**TASK DIRECTIONS:**
Where a line below holds the string "pairs", copy that line.

**MATERIAL PROVIDED:**
——————
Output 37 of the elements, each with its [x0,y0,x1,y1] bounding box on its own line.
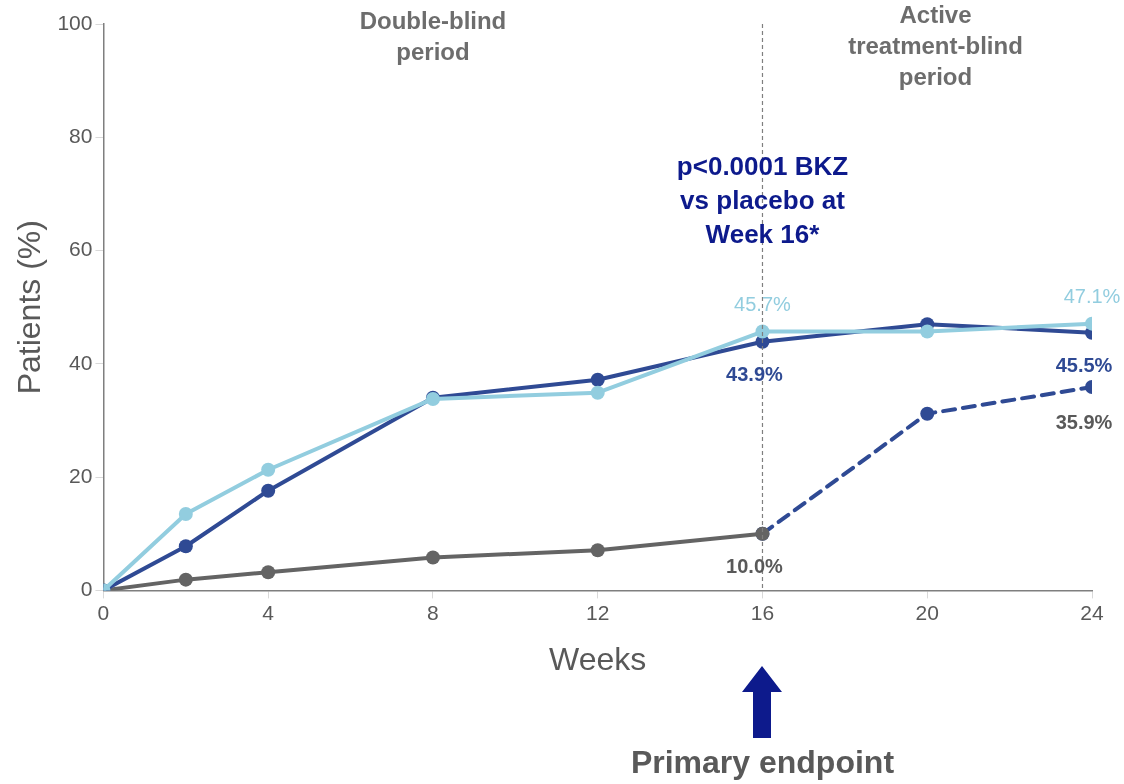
data-label: 47.1% [1063,285,1121,308]
x-axis-title: Weeks [549,640,647,677]
x-tick-label: 16 [750,600,775,624]
point [261,462,276,477]
data-label: 10.0% [726,555,784,578]
point [755,324,770,339]
data-label: 35.9% [1055,410,1113,433]
y-axis-title: Patients (%) [11,220,48,395]
data-label: 43.9% [726,363,784,386]
data-label: 45.7% [734,293,792,316]
point [178,506,193,521]
point [178,572,193,587]
y-tick-label: 80 [69,124,93,148]
point [261,565,276,580]
x-tick-label: 12 [586,600,610,624]
point [920,324,935,339]
x-tick-label: 20 [915,600,939,624]
point [590,385,605,400]
point [590,372,605,387]
annotation: Active treatment-blind period [848,0,1023,91]
x-tick-label: 24 [1080,600,1104,624]
annotation: p<0.0001 BKZ vs placebo at Week 16* [676,151,849,249]
point [178,539,193,554]
x-tick-label: 8 [427,600,439,624]
y-tick-label: 40 [69,350,93,374]
annotation: Double-blind period [359,6,507,65]
y-tick-label: 0 [80,577,93,601]
point [261,483,276,498]
point [425,550,440,565]
text: Primary endpoint [630,743,895,780]
x-tick-label: 4 [262,600,275,624]
point [590,543,605,558]
data-label: 45.5% [1055,354,1113,377]
y-tick-label: 100 [57,10,93,34]
y-tick-label: 60 [69,237,93,261]
x-tick-label: 0 [97,600,110,624]
y-tick-label: 20 [69,463,93,487]
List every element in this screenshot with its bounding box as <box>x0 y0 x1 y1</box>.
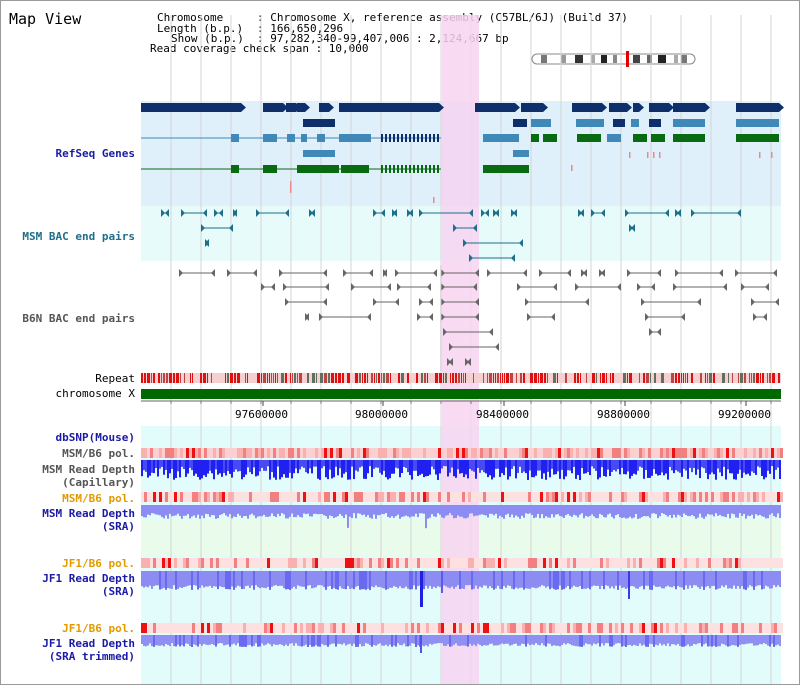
length-value: : 166,650,296 <box>257 22 344 35</box>
axis-tick-label: 98800000 <box>597 408 650 421</box>
b6n-bac-track[interactable] <box>179 265 779 371</box>
b6n-bac-label[interactable]: B6N BAC end pairs <box>22 312 135 325</box>
jf1-depth-trimmed-label[interactable]: JF1 Read Depth (SRA trimmed) <box>42 637 135 663</box>
length-key: Length (b.p.) <box>157 22 244 35</box>
axis-tick-label: 99200000 <box>718 408 771 421</box>
axis-tick-label: 98400000 <box>476 408 529 421</box>
chromosome-bar <box>141 389 781 399</box>
axis-tick-label: 97600000 <box>235 408 288 421</box>
msm-bac-track[interactable] <box>161 209 741 262</box>
jf1-b6-pol-label[interactable]: JF1/B6 pol. <box>62 557 135 570</box>
chromosome-ideogram[interactable] <box>531 51 696 67</box>
chromosome-label: chromosome X <box>55 387 135 400</box>
position-axis <box>170 401 772 406</box>
chromosome-key: Chromosome <box>157 11 224 24</box>
read-coverage-span: Read coverage check span : 10,000 <box>150 42 369 55</box>
repeat-label: Repeat <box>95 372 135 385</box>
jf1-depth-sra-label[interactable]: JF1 Read Depth (SRA) <box>42 572 135 598</box>
msm-b6-pol-label[interactable]: MSM/B6 pol. <box>62 447 135 460</box>
read-depth-tracks <box>141 460 781 653</box>
ideogram-position-marker <box>626 51 629 67</box>
msm-b6-pol-sra-label[interactable]: MSM/B6 pol. <box>62 492 135 505</box>
msm-bac-label[interactable]: MSM BAC end pairs <box>22 230 135 243</box>
refseq-genes-label[interactable]: RefSeq Genes <box>55 147 135 160</box>
msm-depth-sra-label[interactable]: MSM Read Depth (SRA) <box>42 507 135 533</box>
show-key: Show (b.p.) <box>171 32 244 45</box>
repeat-track[interactable] <box>141 373 780 383</box>
dbsnp-label[interactable]: dbSNP(Mouse) <box>55 431 135 444</box>
refseq-genes-track[interactable] <box>141 103 784 203</box>
jf1-b6-pol-trim-label[interactable]: JF1/B6 pol. <box>62 622 135 635</box>
polymorphism-heatmaps <box>141 448 783 633</box>
axis-tick-label: 98000000 <box>355 408 408 421</box>
msm-depth-capillary-label[interactable]: MSM Read Depth (Capillary) <box>42 463 135 489</box>
page-title: Map View <box>9 10 82 28</box>
chromosome-value: : Chromosome X, reference assembly (C57B… <box>257 11 628 24</box>
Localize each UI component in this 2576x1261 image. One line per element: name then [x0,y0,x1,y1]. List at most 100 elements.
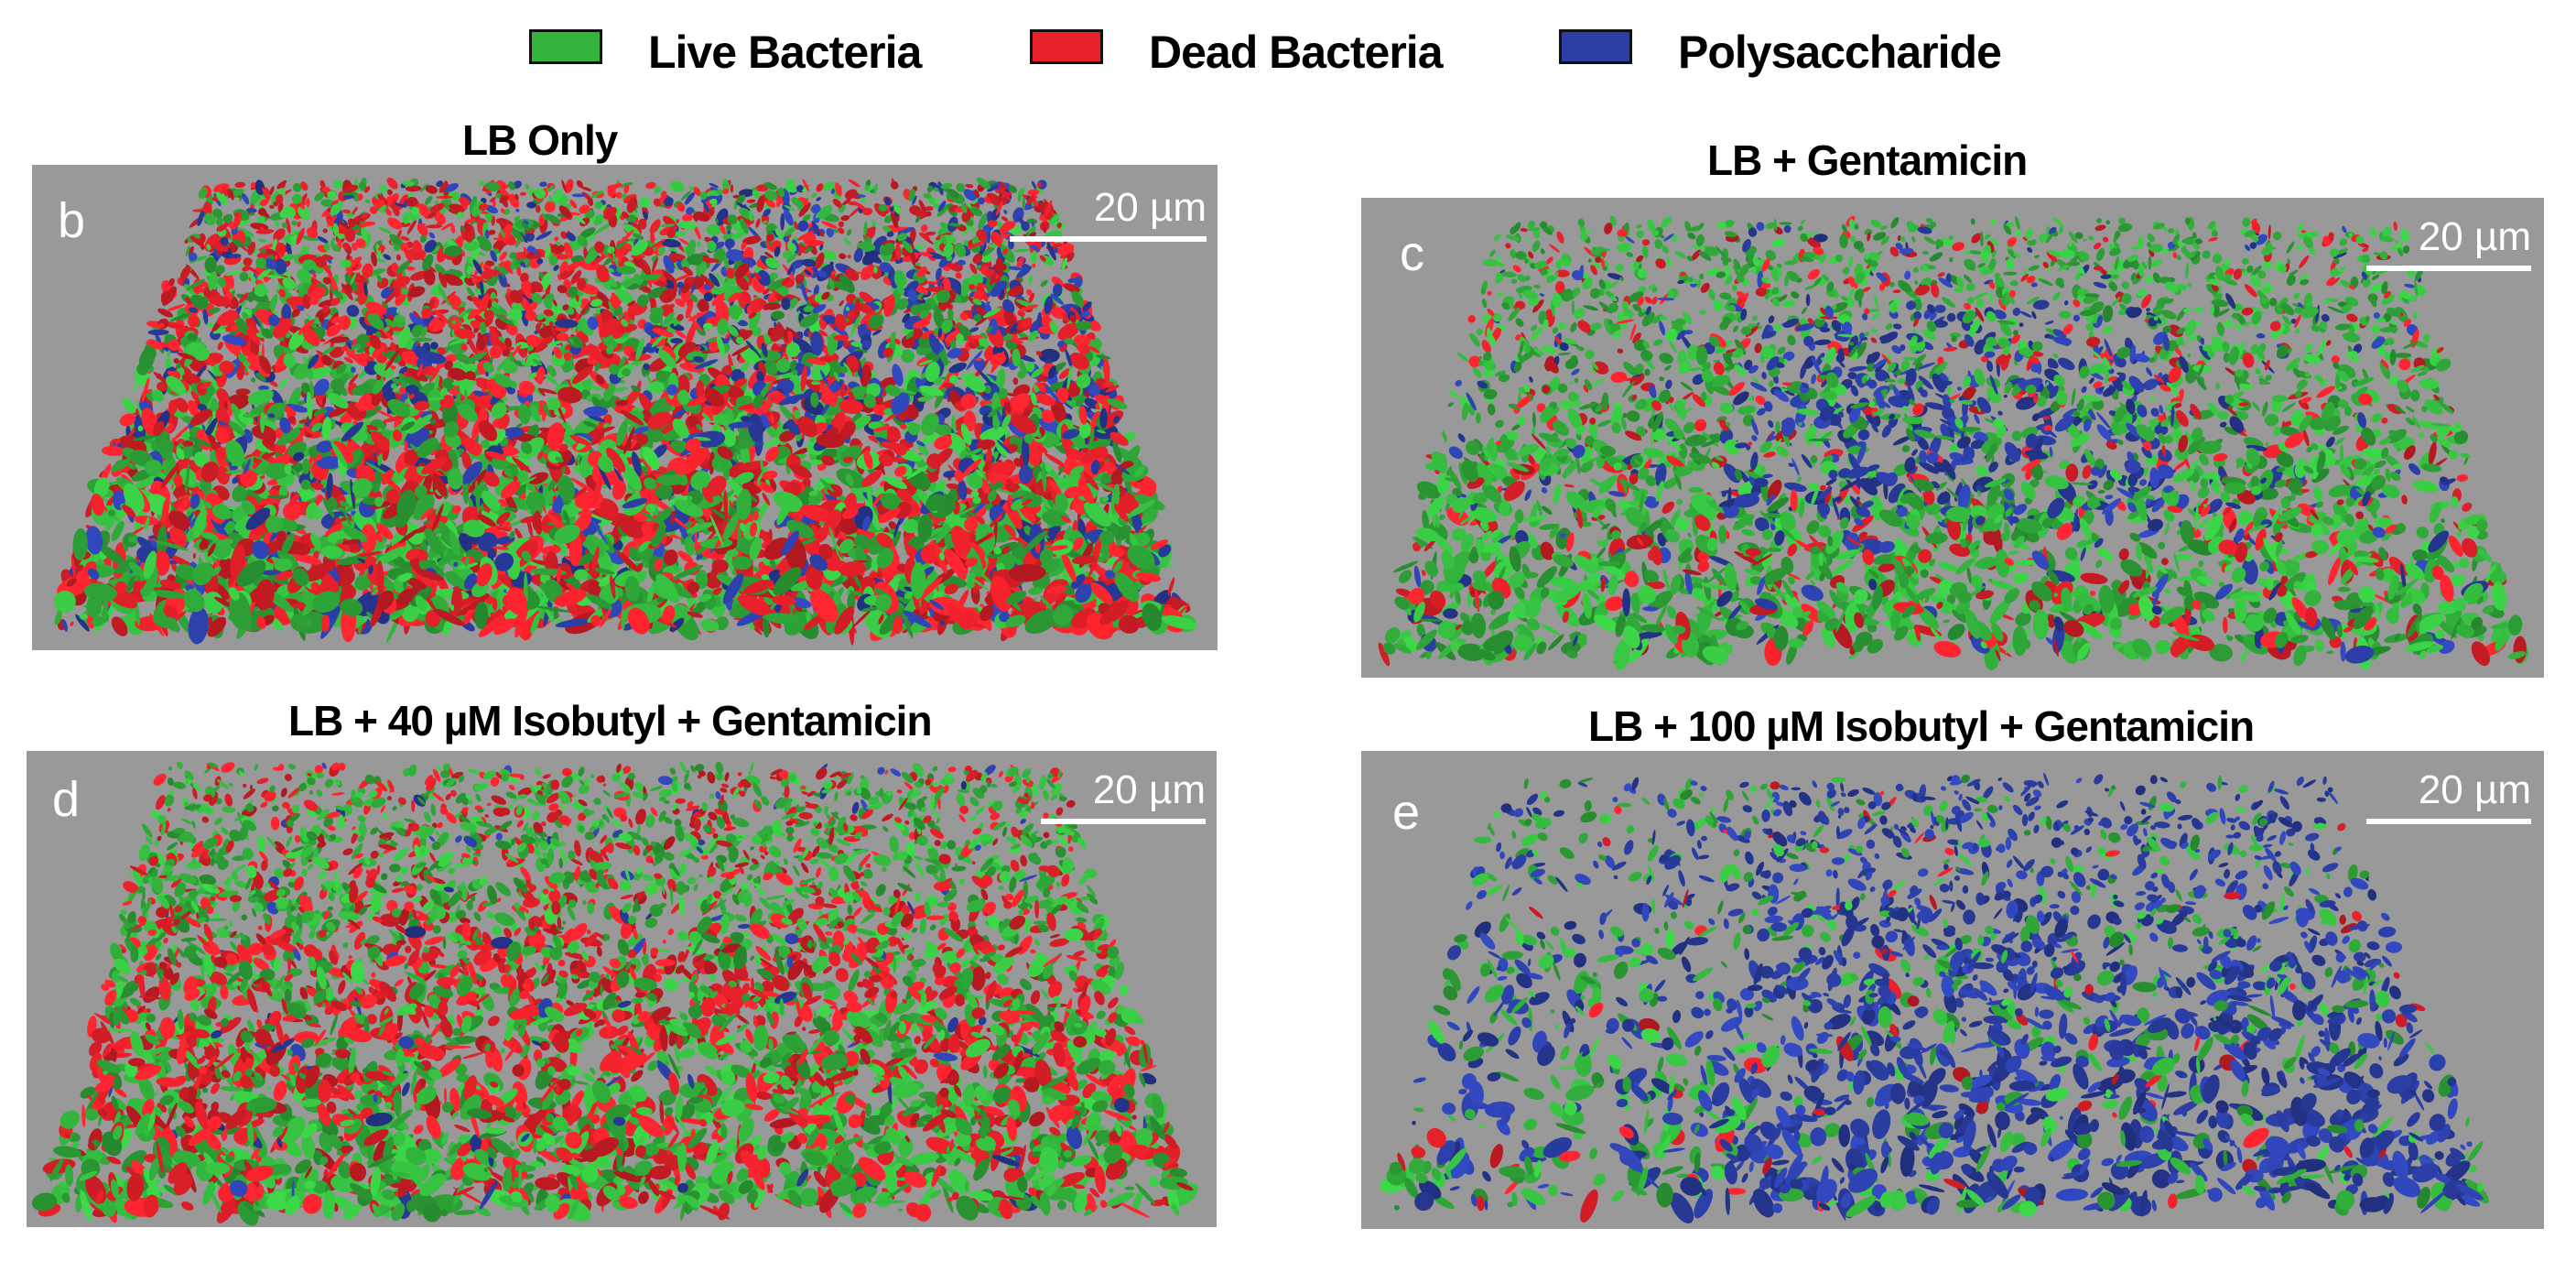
biofilm-cluster [395,254,401,261]
biofilm-cluster [428,232,436,239]
biofilm-cluster [383,254,392,261]
biofilm-cluster [746,199,756,203]
biofilm-cluster [838,221,845,228]
biofilm-cluster [871,220,877,228]
biofilm-cluster [978,212,988,230]
biofilm-cluster [819,244,824,251]
biofilm-cluster [279,378,288,389]
biofilm-cluster [1051,276,1064,288]
biofilm-cluster [172,424,190,441]
biofilm-cluster [554,236,559,242]
biofilm-cluster [842,198,851,205]
biofilm-cluster [530,292,543,305]
biofilm-cluster [677,221,697,230]
biofilm-cluster [525,183,530,190]
biofilm-cluster [847,255,851,259]
biofilm-cluster [192,553,197,560]
biofilm-cluster [396,229,402,239]
live-bacteria-swatch [529,29,602,64]
biofilm-cluster [580,186,592,191]
biofilm-cluster [164,321,184,330]
biofilm-cluster [925,231,936,236]
biofilm-cluster [406,192,414,198]
biofilm-cluster [682,213,694,222]
biofilm-cluster [947,308,954,321]
biofilm-cluster [741,235,762,245]
biofilm-cluster [755,218,761,228]
biofilm-cluster [728,304,743,320]
panel-title-d: LB + 40 µM Isobutyl + Gentamicin [288,697,933,745]
biofilm-cluster [287,462,304,475]
biofilm-cluster [737,320,749,327]
biofilm-cluster [322,228,328,234]
biofilm-cluster [70,621,74,626]
biofilm-cluster [441,290,457,305]
biofilm-cluster [185,245,190,257]
biofilm-cluster [301,235,319,242]
biofilm-cluster [839,299,845,307]
biofilm-cluster [849,204,862,217]
biofilm-cluster [685,324,696,347]
biofilm-cluster [810,459,823,465]
biofilm-cluster [1040,446,1048,454]
panel-title-b: LB Only [462,116,618,164]
biofilm-cluster [378,226,392,234]
biofilm-cluster [846,229,852,236]
biofilm-cluster [426,224,443,229]
biofilm-cluster [693,223,701,240]
biofilm-cluster [621,536,630,542]
biofilm-cluster [780,212,785,231]
biofilm-cluster [251,377,256,383]
biofilm-cluster [816,183,824,192]
biofilm-cluster [192,209,210,212]
legend-label: Polysaccharide [1678,27,2002,78]
biofilm-cluster [1003,209,1008,214]
biofilm-cluster [257,239,267,243]
biofilm-cluster [217,277,226,288]
legend-label: Dead Bacteria [1149,27,1443,78]
biofilm-cluster [515,208,520,212]
biofilm-cluster [970,226,976,234]
biofilm-cluster [516,390,528,398]
biofilm-cluster [202,309,209,325]
biofilm-render-b [53,177,1198,646]
biofilm-cluster [424,195,433,205]
biofilm-cluster [843,237,851,246]
biofilm-cluster [1017,357,1028,375]
biofilm-cluster [940,222,954,235]
biofilm-cluster [479,180,484,187]
biofilm-cluster [364,199,371,203]
biofilm-cluster [386,189,393,196]
biofilm-cluster [346,304,360,318]
biofilm-cluster [557,285,568,294]
biofilm-cluster [593,214,604,225]
polysaccharide-swatch [1559,29,1632,64]
legend-label: Live Bacteria [648,27,922,78]
biofilm-cluster [1038,348,1060,364]
biofilm-cluster [406,266,416,271]
biofilm-cluster [1026,218,1038,224]
biofilm-cluster [499,251,508,261]
biofilm-cluster [730,184,734,193]
biofilm-cluster [1017,192,1022,202]
panel-title-c: LB + Gentamicin [1707,136,2028,184]
biofilm-cluster [839,253,847,260]
biofilm-cluster [217,342,223,351]
biofilm-cluster [709,182,719,189]
biofilm-cluster [545,284,551,296]
biofilm-cluster [333,179,343,189]
biofilm-cluster [811,192,817,199]
biofilm-cluster [134,473,162,490]
biofilm-cluster [835,182,842,197]
dead-bacteria-swatch [1030,29,1103,64]
biofilm-cluster [965,183,974,189]
biofilm-cluster [840,214,850,222]
biofilm-cluster [671,180,685,192]
biofilm-cluster [373,258,386,263]
biofilm-cluster [406,219,417,234]
biofilm-cluster [936,204,949,217]
biofilm-cluster [299,181,308,191]
panel-title-e: LB + 100 µM Isobutyl + Gentamicin [1588,702,2255,750]
biofilm-cluster [440,223,453,231]
biofilm-cluster [612,386,629,392]
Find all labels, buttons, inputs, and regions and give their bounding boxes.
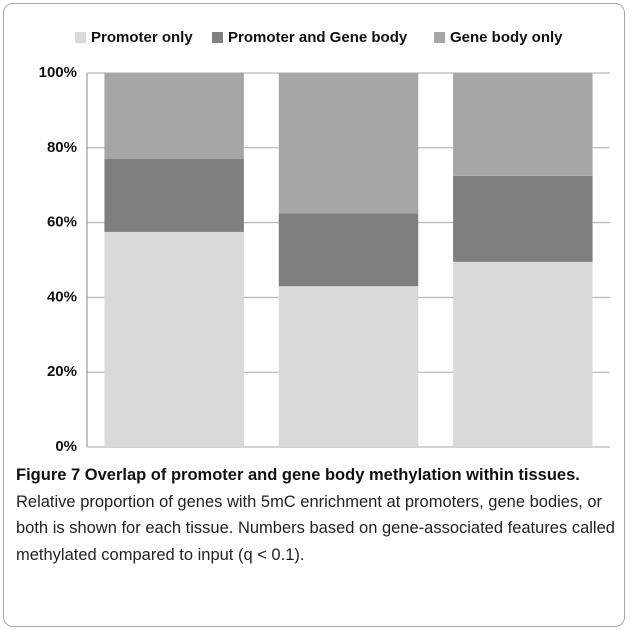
caption: Figure 7 Overlap of promoter and gene bo… xyxy=(16,462,616,568)
bar-segment xyxy=(453,261,593,447)
legend-label: Gene body only xyxy=(450,29,563,46)
legend-label: Promoter and Gene body xyxy=(228,29,408,46)
x-tick-label: Callus xyxy=(326,460,371,462)
y-tick-label: 20% xyxy=(47,363,77,380)
legend-swatch xyxy=(434,32,445,43)
y-tick-label: 80% xyxy=(47,139,77,156)
caption-title: Figure 7 Overlap of promoter and gene bo… xyxy=(16,466,580,484)
bar-segment xyxy=(453,73,593,176)
y-tick-label: 0% xyxy=(55,438,77,455)
bar-segment xyxy=(104,73,244,160)
bar-segment xyxy=(278,73,419,214)
caption-text: Relative proportion of genes with 5mC en… xyxy=(16,492,615,564)
x-tick-label: Internode Explant xyxy=(111,460,238,462)
bar-segment xyxy=(104,231,244,447)
legend-label: Promoter only xyxy=(91,29,193,46)
y-tick-label: 100% xyxy=(39,64,77,81)
y-tick-label: 40% xyxy=(47,288,77,305)
legend-swatch xyxy=(75,32,86,43)
bar-segment xyxy=(453,175,593,262)
frame xyxy=(3,3,625,627)
bar-segment xyxy=(104,159,244,232)
chart: 0% 20% 40% 60% 80% 100% Promoter only Promoter … xyxy=(39,29,610,462)
legend-swatch xyxy=(212,32,223,43)
x-tick-label: Regen Internode xyxy=(464,460,582,462)
y-tick-label: 60% xyxy=(47,214,77,231)
bar-segment xyxy=(278,286,419,447)
bar-segment xyxy=(278,213,419,287)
——————
**RESPONSE TO THIS TASK:**
b6n-bac-label[interactable]: B6N BAC end pairs <box>22 312 135 325</box>
msm-bac-label[interactable]: MSM BAC end pairs <box>22 230 135 243</box>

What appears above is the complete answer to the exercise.